**TRY IT**
Report each line of the data that contains the string "January".

**MATERIAL FOR THE TASK**
════

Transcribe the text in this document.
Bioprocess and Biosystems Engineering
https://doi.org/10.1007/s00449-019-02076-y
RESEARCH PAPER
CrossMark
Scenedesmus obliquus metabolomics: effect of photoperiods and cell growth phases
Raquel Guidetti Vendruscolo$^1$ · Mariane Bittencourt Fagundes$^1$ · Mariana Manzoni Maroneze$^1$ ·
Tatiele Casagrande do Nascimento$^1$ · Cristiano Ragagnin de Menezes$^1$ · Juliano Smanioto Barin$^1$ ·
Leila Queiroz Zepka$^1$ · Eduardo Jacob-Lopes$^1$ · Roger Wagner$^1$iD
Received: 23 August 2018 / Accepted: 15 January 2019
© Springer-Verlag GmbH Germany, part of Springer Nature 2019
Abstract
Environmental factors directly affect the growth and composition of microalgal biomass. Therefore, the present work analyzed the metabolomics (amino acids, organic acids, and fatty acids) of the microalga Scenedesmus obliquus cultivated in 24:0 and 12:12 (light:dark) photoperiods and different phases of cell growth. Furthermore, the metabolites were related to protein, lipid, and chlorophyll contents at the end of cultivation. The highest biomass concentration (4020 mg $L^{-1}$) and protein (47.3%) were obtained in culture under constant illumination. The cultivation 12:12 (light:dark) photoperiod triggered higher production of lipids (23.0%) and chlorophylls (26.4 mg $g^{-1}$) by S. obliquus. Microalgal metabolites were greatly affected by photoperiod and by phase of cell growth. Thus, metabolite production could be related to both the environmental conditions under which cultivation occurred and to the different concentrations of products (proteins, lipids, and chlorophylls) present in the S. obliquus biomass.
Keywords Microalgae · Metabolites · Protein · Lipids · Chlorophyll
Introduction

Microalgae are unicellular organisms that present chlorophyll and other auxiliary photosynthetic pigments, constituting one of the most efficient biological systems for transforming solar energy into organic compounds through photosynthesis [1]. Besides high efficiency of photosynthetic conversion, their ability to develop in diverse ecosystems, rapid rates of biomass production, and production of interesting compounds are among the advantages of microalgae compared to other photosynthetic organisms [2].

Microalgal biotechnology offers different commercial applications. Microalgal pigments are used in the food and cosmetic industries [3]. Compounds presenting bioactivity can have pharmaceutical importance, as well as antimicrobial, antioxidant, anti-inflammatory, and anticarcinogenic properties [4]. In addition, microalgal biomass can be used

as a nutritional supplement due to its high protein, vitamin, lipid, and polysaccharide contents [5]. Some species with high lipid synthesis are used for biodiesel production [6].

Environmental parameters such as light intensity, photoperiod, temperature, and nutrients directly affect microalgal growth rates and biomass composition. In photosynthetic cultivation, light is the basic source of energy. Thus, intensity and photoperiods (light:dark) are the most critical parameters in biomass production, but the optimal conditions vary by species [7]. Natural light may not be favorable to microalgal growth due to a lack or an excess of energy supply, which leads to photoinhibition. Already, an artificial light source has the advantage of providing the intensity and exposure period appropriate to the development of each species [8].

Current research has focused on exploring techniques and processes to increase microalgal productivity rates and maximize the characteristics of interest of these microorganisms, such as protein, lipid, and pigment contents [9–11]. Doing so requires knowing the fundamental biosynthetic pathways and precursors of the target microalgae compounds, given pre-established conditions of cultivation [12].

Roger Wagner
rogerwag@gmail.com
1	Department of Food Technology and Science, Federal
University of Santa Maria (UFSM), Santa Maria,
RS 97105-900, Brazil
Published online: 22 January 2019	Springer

════

**SOLUTION**
Received: 23 August 2018 / Accepted: 15 January 2019
Published online: 22 January 2019	Springer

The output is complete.